- _EXERCISE BRIEF_
Of the records that follow, copy only the lines from the line containing "Transcribe this image's" to the line containing "Extract the structured", both included, exactly as written.
-- begin PROVIDED RECORDS --
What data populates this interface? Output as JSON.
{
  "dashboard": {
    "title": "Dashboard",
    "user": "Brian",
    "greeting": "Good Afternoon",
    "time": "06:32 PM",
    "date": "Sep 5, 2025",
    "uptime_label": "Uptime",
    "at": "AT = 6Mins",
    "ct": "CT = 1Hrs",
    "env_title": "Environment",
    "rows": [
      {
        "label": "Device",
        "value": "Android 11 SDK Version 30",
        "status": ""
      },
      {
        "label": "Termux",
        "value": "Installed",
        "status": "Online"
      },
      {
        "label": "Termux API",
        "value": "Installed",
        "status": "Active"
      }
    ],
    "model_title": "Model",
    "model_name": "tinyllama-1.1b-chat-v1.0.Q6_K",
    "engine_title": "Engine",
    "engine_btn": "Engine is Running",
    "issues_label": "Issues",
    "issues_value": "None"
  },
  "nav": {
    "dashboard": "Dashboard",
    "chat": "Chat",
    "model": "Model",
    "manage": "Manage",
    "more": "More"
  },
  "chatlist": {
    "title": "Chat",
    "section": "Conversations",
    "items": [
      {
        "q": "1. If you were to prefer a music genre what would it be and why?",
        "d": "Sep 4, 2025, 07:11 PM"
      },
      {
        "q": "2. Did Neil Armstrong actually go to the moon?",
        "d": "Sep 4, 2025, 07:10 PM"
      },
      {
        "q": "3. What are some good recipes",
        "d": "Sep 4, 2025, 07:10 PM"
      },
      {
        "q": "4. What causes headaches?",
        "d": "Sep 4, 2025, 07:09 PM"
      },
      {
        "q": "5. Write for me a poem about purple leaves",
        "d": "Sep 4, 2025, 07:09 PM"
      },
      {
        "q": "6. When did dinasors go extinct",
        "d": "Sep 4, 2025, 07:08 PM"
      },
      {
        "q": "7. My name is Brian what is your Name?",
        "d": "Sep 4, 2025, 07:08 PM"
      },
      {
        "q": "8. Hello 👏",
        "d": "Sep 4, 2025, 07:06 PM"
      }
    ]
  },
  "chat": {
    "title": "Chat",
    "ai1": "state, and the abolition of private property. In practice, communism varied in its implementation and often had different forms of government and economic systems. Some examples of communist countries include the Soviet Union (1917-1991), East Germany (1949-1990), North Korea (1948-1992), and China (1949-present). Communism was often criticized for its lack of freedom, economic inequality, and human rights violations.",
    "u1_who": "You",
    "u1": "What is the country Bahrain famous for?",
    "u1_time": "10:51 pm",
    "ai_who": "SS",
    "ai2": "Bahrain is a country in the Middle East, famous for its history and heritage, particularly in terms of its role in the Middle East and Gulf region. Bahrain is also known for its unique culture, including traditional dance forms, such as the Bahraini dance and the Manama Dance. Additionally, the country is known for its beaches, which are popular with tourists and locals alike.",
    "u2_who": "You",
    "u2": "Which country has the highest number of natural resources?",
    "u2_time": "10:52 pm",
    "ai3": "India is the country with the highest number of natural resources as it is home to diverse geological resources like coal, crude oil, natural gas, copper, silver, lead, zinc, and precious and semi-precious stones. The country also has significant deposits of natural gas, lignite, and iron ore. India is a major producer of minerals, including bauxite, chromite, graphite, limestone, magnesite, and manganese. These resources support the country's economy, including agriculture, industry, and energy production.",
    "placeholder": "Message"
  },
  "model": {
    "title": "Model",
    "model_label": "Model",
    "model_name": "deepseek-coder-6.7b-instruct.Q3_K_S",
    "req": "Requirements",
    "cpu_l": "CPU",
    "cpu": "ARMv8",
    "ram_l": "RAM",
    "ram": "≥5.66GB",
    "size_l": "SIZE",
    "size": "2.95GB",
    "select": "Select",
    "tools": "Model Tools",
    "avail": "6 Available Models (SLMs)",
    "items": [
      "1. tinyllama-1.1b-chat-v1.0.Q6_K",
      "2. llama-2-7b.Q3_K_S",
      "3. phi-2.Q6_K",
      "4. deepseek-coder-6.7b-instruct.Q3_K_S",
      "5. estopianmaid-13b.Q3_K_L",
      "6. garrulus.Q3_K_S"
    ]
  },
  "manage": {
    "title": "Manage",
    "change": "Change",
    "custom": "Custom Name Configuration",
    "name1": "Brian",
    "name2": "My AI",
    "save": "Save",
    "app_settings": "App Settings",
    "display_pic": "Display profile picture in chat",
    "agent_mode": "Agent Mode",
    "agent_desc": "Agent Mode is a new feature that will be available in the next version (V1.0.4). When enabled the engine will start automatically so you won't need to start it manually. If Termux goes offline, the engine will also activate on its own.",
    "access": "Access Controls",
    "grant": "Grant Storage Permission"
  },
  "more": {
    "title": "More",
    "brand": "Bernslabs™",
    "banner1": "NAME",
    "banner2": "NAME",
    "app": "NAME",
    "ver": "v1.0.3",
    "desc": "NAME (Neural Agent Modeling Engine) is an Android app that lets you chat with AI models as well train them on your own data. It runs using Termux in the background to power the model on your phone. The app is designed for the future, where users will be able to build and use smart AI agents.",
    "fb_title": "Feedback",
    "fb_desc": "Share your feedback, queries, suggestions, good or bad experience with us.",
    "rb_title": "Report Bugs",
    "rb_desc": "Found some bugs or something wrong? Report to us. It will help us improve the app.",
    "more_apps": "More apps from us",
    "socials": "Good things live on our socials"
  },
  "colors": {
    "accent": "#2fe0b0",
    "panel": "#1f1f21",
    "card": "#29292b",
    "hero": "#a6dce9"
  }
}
-- end PROVIDED RECORDS --
-- begin PROVIDED RECORDS --
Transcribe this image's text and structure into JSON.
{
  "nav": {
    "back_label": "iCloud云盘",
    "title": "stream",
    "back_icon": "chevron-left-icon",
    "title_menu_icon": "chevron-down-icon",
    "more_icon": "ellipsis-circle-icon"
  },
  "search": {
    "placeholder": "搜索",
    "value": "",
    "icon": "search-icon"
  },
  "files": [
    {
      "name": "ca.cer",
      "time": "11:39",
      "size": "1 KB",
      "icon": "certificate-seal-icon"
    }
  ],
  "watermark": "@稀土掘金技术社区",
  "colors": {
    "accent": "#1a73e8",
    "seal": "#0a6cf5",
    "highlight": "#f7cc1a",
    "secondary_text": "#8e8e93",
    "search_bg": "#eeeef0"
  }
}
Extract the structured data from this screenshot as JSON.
-- end PROVIDED RECORDS --
- _SOLVED PROBLEM_
Transcribe this image's text and structure into JSON.
{
  "nav": {
    "back_label": "iCloud云盘",
    "title": "stream",
    "back_icon": "chevron-left-icon",
    "title_menu_icon": "chevron-down-icon",
    "more_icon": "ellipsis-circle-icon"
  },
  "search": {
    "placeholder": "搜索",
    "value": "",
    "icon": "search-icon"
  },
  "files": [
    {
      "name": "ca.cer",
      "time": "11:39",
      "size": "1 KB",
      "icon": "certificate-seal-icon"
    }
  ],
  "watermark": "@稀土掘金技术社区",
  "colors": {
    "accent": "#1a73e8",
    "seal": "#0a6cf5",
    "highlight": "#f7cc1a",
    "secondary_text": "#8e8e93",
    "search_bg": "#eeeef0"
  }
}
Extract the structured data from this screenshot as JSON.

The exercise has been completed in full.